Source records

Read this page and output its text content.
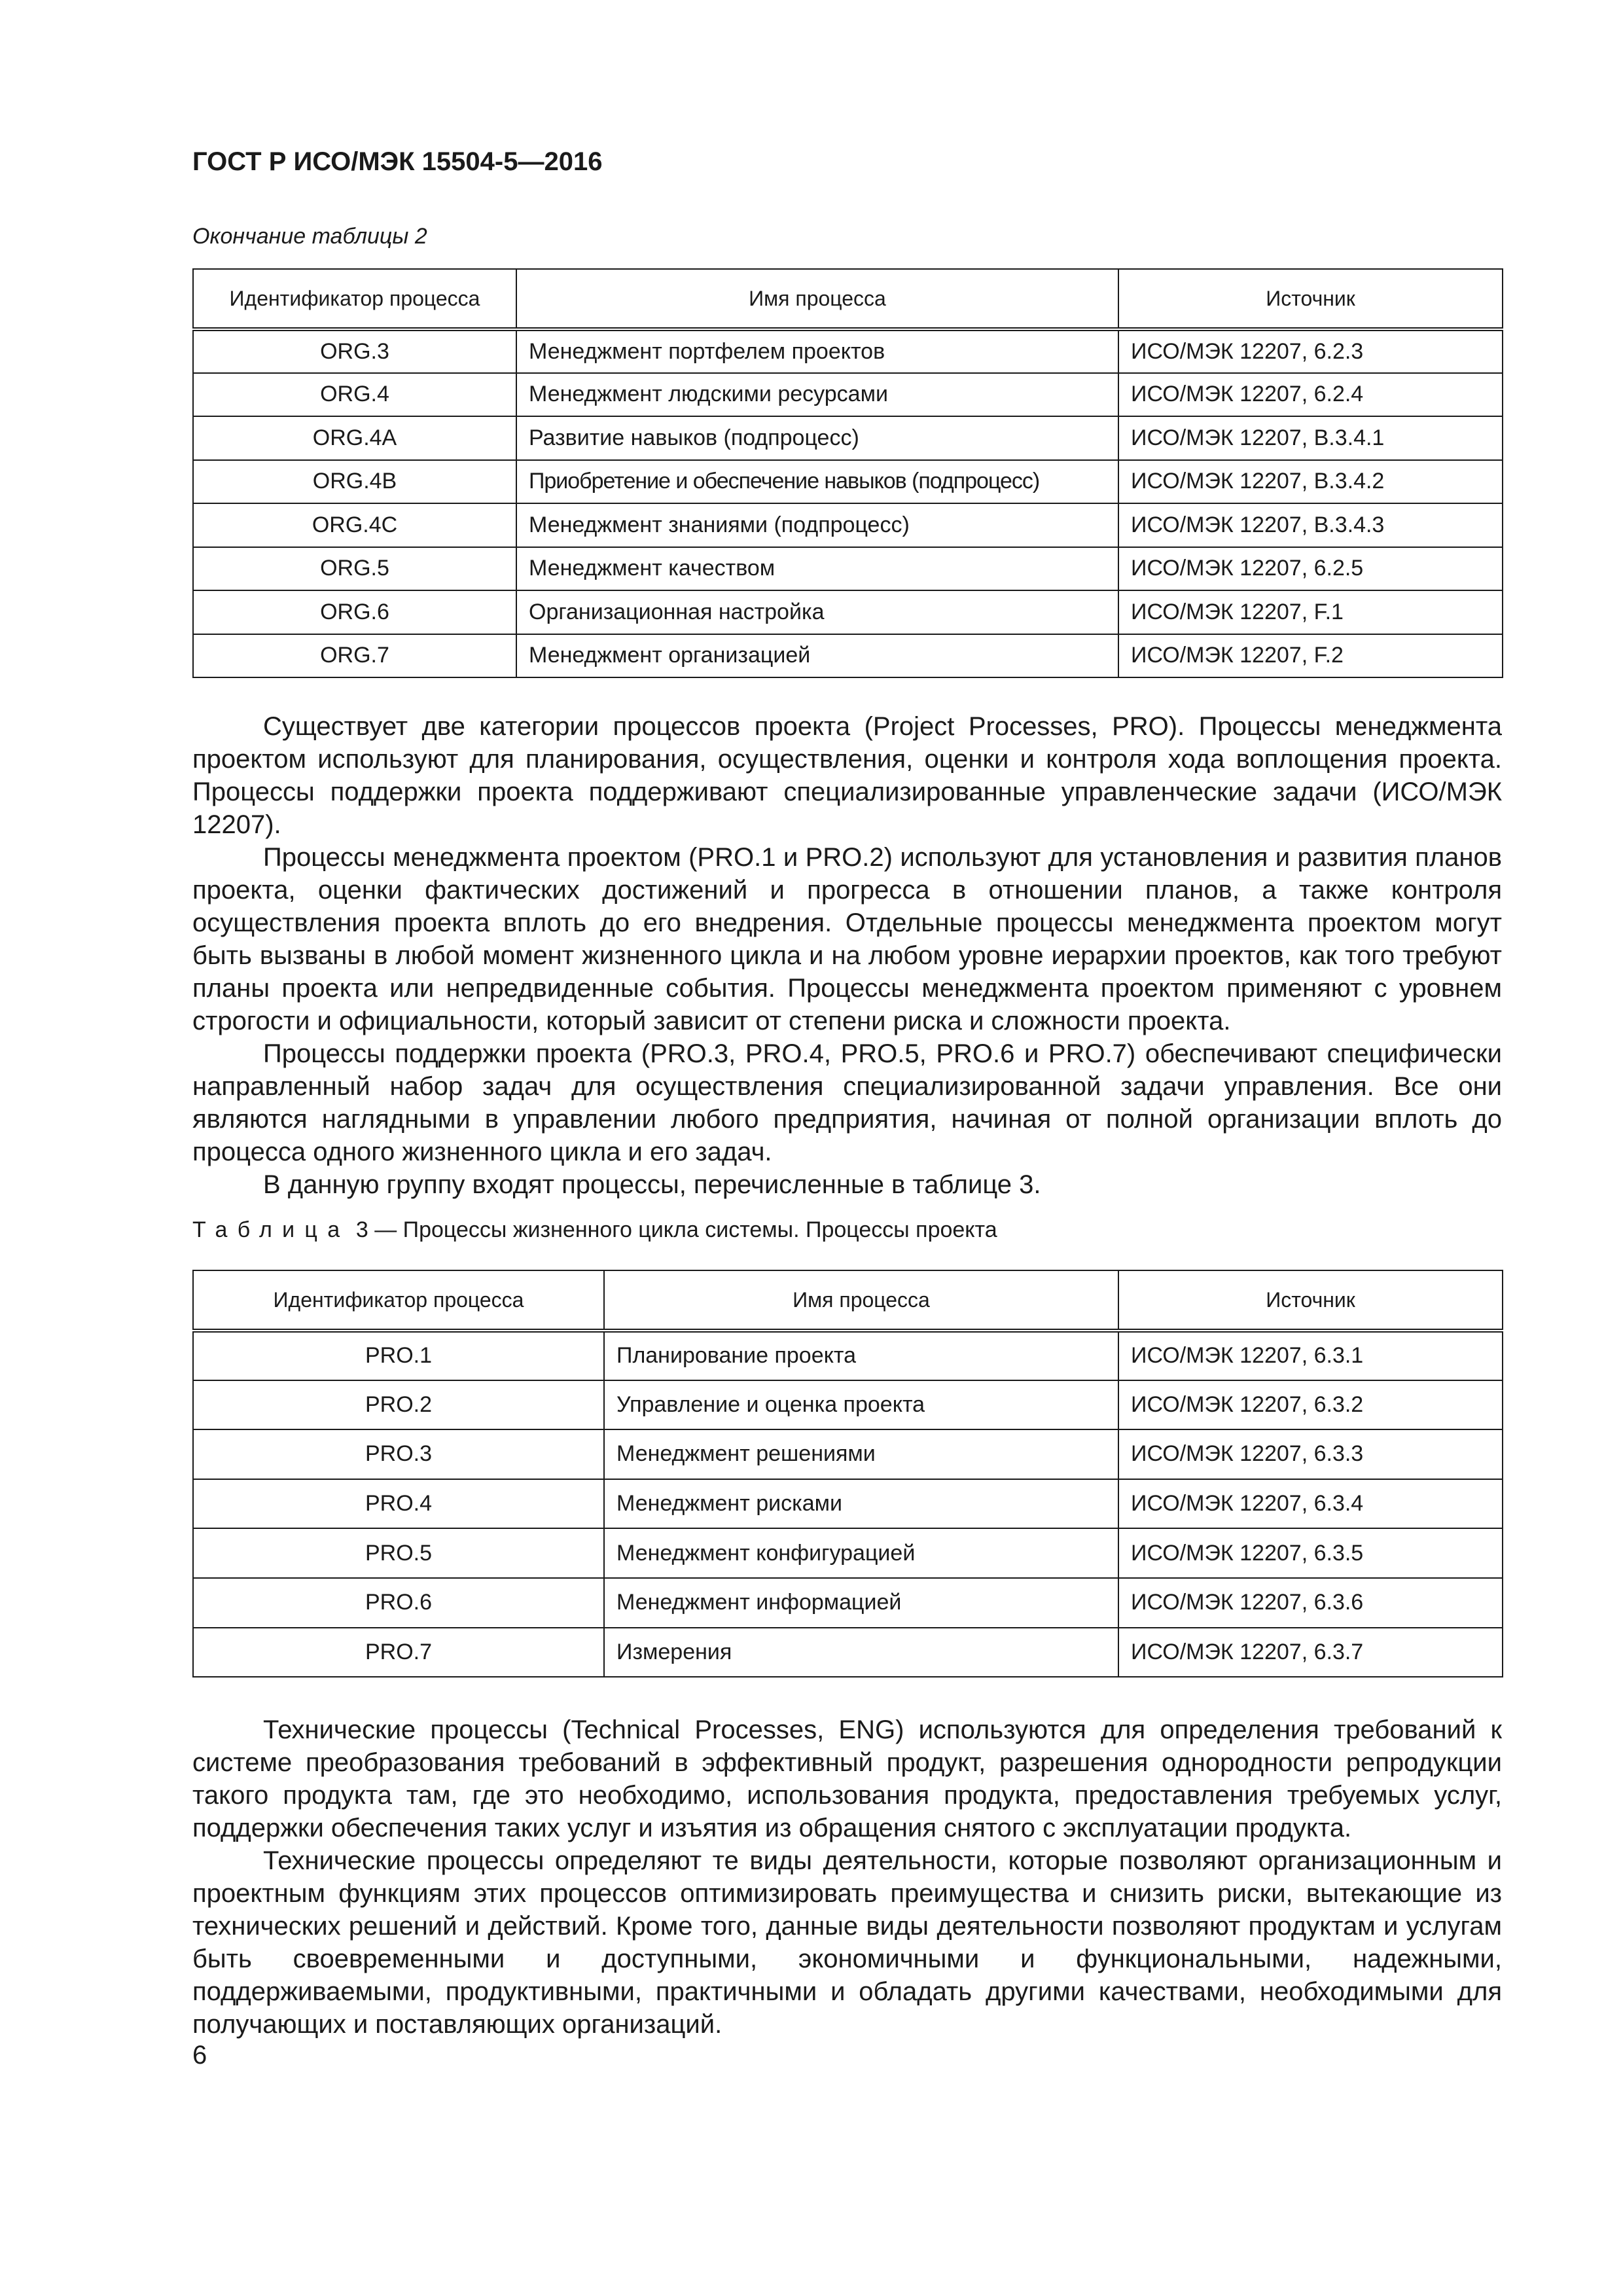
ГОСТ Р ИСО/МЭК 15504-5—2016

Окончание таблицы 2

Идентификатор процесса	Имя процесса	Источник
ORG.3	Менеджмент портфелем проектов	ИСО/МЭК 12207, 6.2.3
ORG.4	Менеджмент людскими ресурсами	ИСО/МЭК 12207, 6.2.4
ORG.4A	Развитие навыков (подпроцесс)	ИСО/МЭК 12207, B.3.4.1
ORG.4B	Приобретение и обеспечение навыков (подпроцесс)	ИСО/МЭК 12207, B.3.4.2
ORG.4C	Менеджмент знаниями (подпроцесс)	ИСО/МЭК 12207, B.3.4.3
ORG.5	Менеджмент качеством	ИСО/МЭК 12207, 6.2.5
ORG.6	Организационная настройка	ИСО/МЭК 12207, F.1
ORG.7	Менеджмент организацией	ИСО/МЭК 12207, F.2

Существует две категории процессов проекта (Project Processes, PRO). Процессы менеджмента проектом используют для планирования, осуществления, оценки и контроля хода воплощения проекта. Процессы поддержки проекта поддерживают специализированные управленческие задачи (ИСО/МЭК 12207).

Процессы менеджмента проектом (PRO.1 и PRO.2) используют для установления и развития планов проекта, оценки фактических достижений и прогресса в отношении планов, а также контроля осуществления проекта вплоть до его внедрения. Отдельные процессы менеджмента проектом могут быть вызваны в любой момент жизненного цикла и на любом уровне иерархии проектов, как того требуют планы проекта или непредвиденные события. Процессы менеджмента проектом применяют с уровнем строгости и официальности, который зависит от степени риска и сложности проекта.

Процессы поддержки проекта (PRO.3, PRO.4, PRO.5, PRO.6 и PRO.7) обеспечивают специфически направленный набор задач для осуществления специализированной задачи управления. Все они являются наглядными в управлении любого предприятия, начиная от полной организации вплоть до процесса одного жизненного цикла и его задач.

В данную группу входят процессы, перечисленные в таблице 3.

Таблица 3 — Процессы жизненного цикла системы. Процессы проекта

Идентификатор процесса	Имя процесса	Источник
PRO.1	Планирование проекта	ИСО/МЭК 12207, 6.3.1
PRO.2	Управление и оценка проекта	ИСО/МЭК 12207, 6.3.2
PRO.3	Менеджмент решениями	ИСО/МЭК 12207, 6.3.3
PRO.4	Менеджмент рисками	ИСО/МЭК 12207, 6.3.4
PRO.5	Менеджмент конфигурацией	ИСО/МЭК 12207, 6.3.5
PRO.6	Менеджмент информацией	ИСО/МЭК 12207, 6.3.6
PRO.7	Измерения	ИСО/МЭК 12207, 6.3.7

Технические процессы (Technical Processes, ENG) используются для определения требований к системе преобразования требований в эффективный продукт, разрешения однородности репродукции такого продукта там, где это необходимо, использования продукта, предоставления требуемых услуг, поддержки обеспечения таких услуг и изъятия из обращения снятого с эксплуатации продукта.

Технические процессы определяют те виды деятельности, которые позволяют организационным и проектным функциям этих процессов оптимизировать преимущества и снизить риски, вытекающие из технических решений и действий. Кроме того, данные виды деятельности позволяют продуктам и услугам быть своевременными и доступными, экономичными и функциональными, надежными, поддерживаемыми, продуктивными, практичными и обладать другими качествами, необходимыми для получающих и поставляющих организаций.

6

→ **GIVEN INSTRUCTION**
Note every line above where the string "навыков" shows up, and copy those lines.

→ **ANSWER FOR THE TASK**
ORG.4A	Развитие навыков (подпроцесс)	ИСО/МЭК 12207, B.3.4.1
ORG.4B	Приобретение и обеспечение навыков (подпроцесс)	ИСО/МЭК 12207, B.3.4.2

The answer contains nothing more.